Instructions for the task> Tally every line of the listing below that holds "дюймах", then give the tally alone.

Data provided>
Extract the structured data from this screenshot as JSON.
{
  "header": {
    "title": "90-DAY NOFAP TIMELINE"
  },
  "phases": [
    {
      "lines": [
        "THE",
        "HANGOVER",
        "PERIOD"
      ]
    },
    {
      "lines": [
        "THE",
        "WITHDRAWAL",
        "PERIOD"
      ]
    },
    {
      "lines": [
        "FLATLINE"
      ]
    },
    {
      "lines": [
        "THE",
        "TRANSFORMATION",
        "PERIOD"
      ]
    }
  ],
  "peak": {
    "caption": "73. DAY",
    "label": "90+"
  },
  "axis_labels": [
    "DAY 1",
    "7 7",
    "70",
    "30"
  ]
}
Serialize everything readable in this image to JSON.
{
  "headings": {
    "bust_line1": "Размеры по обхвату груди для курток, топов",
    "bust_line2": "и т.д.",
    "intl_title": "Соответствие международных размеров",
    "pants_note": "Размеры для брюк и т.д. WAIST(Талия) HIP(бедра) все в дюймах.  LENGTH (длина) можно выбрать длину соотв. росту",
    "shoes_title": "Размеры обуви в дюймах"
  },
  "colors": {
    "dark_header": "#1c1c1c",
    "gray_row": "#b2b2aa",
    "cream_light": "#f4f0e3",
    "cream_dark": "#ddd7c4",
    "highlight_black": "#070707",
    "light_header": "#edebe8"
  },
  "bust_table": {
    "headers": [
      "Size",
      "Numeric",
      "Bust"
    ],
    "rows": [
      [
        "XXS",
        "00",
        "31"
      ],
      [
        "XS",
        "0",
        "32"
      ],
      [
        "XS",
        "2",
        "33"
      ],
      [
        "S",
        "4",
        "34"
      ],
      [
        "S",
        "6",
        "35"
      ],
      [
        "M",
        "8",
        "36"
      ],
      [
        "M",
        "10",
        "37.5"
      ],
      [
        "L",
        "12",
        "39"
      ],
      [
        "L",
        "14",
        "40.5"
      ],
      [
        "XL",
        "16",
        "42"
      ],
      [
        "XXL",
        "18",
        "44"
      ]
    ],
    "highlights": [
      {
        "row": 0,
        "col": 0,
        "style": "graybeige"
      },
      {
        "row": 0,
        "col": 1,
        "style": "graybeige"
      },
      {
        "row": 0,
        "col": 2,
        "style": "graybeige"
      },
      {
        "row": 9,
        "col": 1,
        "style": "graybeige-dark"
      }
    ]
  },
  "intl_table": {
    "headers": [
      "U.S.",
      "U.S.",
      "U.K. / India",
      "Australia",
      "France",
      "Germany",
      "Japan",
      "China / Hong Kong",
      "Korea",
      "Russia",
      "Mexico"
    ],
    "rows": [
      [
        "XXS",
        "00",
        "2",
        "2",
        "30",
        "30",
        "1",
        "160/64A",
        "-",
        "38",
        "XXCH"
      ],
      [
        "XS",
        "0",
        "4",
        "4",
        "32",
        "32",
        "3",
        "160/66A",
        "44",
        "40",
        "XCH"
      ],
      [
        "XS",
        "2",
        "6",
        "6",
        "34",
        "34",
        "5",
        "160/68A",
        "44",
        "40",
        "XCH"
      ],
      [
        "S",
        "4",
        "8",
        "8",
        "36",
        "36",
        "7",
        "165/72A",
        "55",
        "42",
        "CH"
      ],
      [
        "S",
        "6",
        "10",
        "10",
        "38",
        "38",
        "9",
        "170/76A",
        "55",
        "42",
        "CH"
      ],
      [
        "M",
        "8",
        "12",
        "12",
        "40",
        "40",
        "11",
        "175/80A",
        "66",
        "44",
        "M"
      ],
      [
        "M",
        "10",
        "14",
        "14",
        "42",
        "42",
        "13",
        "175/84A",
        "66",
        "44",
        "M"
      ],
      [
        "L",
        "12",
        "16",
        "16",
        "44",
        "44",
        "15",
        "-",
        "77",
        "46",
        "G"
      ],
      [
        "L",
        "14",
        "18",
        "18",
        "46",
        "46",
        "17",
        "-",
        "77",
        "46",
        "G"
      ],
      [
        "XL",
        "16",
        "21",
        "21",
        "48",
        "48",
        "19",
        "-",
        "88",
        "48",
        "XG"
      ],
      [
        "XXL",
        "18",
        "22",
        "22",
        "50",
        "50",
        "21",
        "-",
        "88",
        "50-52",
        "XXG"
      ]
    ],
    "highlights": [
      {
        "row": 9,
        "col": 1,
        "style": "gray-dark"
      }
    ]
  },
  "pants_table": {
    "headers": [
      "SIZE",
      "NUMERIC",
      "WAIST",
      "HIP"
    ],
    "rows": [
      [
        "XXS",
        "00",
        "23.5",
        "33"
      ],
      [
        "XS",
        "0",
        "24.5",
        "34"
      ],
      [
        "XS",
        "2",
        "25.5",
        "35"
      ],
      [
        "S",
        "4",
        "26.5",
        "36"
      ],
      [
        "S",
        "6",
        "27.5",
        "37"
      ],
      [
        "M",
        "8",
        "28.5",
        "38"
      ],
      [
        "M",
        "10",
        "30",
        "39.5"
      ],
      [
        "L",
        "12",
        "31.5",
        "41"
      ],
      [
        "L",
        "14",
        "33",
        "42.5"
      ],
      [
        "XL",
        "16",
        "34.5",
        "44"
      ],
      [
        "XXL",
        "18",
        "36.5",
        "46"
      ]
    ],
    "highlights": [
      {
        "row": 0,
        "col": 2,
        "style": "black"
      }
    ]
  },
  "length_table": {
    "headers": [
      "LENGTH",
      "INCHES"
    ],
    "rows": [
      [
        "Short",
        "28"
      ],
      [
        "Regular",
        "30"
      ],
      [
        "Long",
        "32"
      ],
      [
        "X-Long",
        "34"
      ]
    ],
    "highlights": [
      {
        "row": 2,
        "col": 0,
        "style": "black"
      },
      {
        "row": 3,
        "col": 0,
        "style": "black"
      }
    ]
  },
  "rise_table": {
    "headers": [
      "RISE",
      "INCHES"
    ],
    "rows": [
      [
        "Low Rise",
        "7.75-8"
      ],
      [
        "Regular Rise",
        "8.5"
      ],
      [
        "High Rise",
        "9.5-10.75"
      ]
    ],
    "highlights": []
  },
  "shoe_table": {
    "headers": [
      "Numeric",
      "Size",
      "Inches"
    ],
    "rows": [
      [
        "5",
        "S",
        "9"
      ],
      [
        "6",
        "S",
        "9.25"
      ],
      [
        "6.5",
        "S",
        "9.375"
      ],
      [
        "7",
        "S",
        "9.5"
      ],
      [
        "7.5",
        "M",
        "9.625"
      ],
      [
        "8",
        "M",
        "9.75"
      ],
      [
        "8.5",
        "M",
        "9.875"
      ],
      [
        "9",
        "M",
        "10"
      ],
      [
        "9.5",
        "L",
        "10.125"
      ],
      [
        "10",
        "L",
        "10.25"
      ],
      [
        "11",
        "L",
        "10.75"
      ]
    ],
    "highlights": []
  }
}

Task result> 2